Goal of the exercise – Copy every line of the material below verbatim, in its original order.
▼
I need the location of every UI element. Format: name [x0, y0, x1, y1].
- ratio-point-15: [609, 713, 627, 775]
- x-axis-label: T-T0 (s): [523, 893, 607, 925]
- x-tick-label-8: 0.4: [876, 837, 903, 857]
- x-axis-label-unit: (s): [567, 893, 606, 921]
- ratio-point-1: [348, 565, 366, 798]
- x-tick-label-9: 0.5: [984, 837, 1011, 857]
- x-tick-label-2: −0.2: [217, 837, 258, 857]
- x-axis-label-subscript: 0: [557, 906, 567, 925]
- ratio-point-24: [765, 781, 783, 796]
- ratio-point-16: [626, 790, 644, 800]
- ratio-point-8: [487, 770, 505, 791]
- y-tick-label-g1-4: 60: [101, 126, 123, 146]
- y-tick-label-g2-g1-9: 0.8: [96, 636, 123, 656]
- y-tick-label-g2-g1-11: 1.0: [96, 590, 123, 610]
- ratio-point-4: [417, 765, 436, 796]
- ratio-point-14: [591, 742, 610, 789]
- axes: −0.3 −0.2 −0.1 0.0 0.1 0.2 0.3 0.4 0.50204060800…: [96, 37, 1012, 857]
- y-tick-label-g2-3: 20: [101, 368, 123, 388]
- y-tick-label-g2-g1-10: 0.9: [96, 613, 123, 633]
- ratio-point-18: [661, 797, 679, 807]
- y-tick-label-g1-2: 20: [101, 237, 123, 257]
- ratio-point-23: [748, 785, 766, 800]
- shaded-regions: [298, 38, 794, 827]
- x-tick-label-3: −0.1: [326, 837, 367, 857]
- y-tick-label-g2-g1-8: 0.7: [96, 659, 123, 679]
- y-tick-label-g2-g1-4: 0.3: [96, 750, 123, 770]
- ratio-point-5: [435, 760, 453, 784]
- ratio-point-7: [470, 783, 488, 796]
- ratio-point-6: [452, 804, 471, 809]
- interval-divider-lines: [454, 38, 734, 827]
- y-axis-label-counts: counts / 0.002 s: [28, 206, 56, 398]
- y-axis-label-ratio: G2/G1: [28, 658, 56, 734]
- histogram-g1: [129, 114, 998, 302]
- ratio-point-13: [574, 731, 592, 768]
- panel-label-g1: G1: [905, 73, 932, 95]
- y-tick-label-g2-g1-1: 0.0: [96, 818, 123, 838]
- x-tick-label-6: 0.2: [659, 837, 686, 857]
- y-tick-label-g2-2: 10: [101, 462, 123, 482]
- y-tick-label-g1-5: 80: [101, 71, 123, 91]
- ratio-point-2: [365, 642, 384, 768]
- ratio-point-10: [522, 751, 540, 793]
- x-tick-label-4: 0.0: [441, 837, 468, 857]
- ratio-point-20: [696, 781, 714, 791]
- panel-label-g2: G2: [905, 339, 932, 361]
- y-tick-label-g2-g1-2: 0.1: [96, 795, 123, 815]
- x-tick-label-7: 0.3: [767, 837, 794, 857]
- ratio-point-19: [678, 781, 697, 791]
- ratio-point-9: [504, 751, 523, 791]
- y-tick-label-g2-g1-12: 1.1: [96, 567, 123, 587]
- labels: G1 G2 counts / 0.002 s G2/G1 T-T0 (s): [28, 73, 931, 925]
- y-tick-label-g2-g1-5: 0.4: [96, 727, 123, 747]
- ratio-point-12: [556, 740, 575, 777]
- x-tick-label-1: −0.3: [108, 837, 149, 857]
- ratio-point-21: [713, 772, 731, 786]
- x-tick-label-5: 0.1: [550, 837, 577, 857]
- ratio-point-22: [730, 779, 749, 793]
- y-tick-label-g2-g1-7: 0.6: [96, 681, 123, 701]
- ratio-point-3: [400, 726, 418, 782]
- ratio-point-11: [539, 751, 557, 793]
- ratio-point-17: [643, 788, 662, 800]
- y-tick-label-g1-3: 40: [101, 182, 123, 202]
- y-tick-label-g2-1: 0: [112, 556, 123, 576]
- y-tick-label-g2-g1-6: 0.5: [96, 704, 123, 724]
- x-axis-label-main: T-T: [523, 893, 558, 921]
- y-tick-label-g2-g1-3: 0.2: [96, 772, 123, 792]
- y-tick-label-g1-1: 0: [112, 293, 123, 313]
▲
Solution to the exercise –
I need the location of every UI element. Format: name [x0, y0, x1, y1].
- ratio-point-15: [609, 713, 627, 775]
- x-axis-label: T-T0 (s): [523, 893, 607, 925]
- x-tick-label-8: 0.4: [876, 837, 903, 857]
- x-axis-label-unit: (s): [567, 893, 606, 921]
- ratio-point-1: [348, 565, 366, 798]
- x-tick-label-9: 0.5: [984, 837, 1011, 857]
- x-tick-label-2: −0.2: [217, 837, 258, 857]
- x-axis-label-subscript: 0: [557, 906, 567, 925]
- ratio-point-24: [765, 781, 783, 796]
- ratio-point-16: [626, 790, 644, 800]
- ratio-point-8: [487, 770, 505, 791]
- y-tick-label-g1-4: 60: [101, 126, 123, 146]
- y-tick-label-g2-g1-9: 0.8: [96, 636, 123, 656]
- y-tick-label-g2-g1-11: 1.0: [96, 590, 123, 610]
- ratio-point-4: [417, 765, 436, 796]
- ratio-point-14: [591, 742, 610, 789]
- axes: −0.3 −0.2 −0.1 0.0 0.1 0.2 0.3 0.4 0.50204060800…: [96, 37, 1012, 857]
- y-tick-label-g2-3: 20: [101, 368, 123, 388]
- y-tick-label-g2-g1-10: 0.9: [96, 613, 123, 633]
- ratio-point-18: [661, 797, 679, 807]
- y-tick-label-g1-2: 20: [101, 237, 123, 257]
- ratio-point-23: [748, 785, 766, 800]
- shaded-regions: [298, 38, 794, 827]
- x-tick-label-3: −0.1: [326, 837, 367, 857]
- y-tick-label-g2-g1-8: 0.7: [96, 659, 123, 679]
- y-tick-label-g2-g1-4: 0.3: [96, 750, 123, 770]
- ratio-point-5: [435, 760, 453, 784]
- ratio-point-7: [470, 783, 488, 796]
- ratio-point-6: [452, 804, 471, 809]
- interval-divider-lines: [454, 38, 734, 827]
- y-axis-label-counts: counts / 0.002 s: [28, 206, 56, 398]
- y-axis-label-ratio: G2/G1: [28, 658, 56, 734]
- histogram-g1: [129, 114, 998, 302]
- ratio-point-13: [574, 731, 592, 768]
- panel-label-g1: G1: [905, 73, 932, 95]
- y-tick-label-g2-g1-1: 0.0: [96, 818, 123, 838]
- x-tick-label-6: 0.2: [659, 837, 686, 857]
- y-tick-label-g2-2: 10: [101, 462, 123, 482]
- y-tick-label-g1-5: 80: [101, 71, 123, 91]
- ratio-point-2: [365, 642, 384, 768]
- ratio-point-10: [522, 751, 540, 793]
- x-tick-label-4: 0.0: [441, 837, 468, 857]
- ratio-point-20: [696, 781, 714, 791]
- panel-label-g2: G2: [905, 339, 932, 361]
- y-tick-label-g2-g1-2: 0.1: [96, 795, 123, 815]
- x-tick-label-7: 0.3: [767, 837, 794, 857]
- ratio-point-19: [678, 781, 697, 791]
- ratio-point-9: [504, 751, 523, 791]
- y-tick-label-g2-g1-12: 1.1: [96, 567, 123, 587]
- labels: G1 G2 counts / 0.002 s G2/G1 T-T0 (s): [28, 73, 931, 925]
- y-tick-label-g2-g1-5: 0.4: [96, 727, 123, 747]
- ratio-point-12: [556, 740, 575, 777]
- x-tick-label-1: −0.3: [108, 837, 149, 857]
- ratio-point-21: [713, 772, 731, 786]
- x-tick-label-5: 0.1: [550, 837, 577, 857]
- ratio-point-22: [730, 779, 749, 793]
- y-tick-label-g2-g1-7: 0.6: [96, 681, 123, 701]
- ratio-point-3: [400, 726, 418, 782]
- ratio-point-11: [539, 751, 557, 793]
- ratio-point-17: [643, 788, 662, 800]
- y-tick-label-g1-3: 40: [101, 182, 123, 202]
- y-tick-label-g2-1: 0: [112, 556, 123, 576]
- y-tick-label-g2-g1-6: 0.5: [96, 704, 123, 724]
- x-axis-label-main: T-T: [523, 893, 558, 921]
- y-tick-label-g2-g1-3: 0.2: [96, 772, 123, 792]
- y-tick-label-g1-1: 0: [112, 293, 123, 313]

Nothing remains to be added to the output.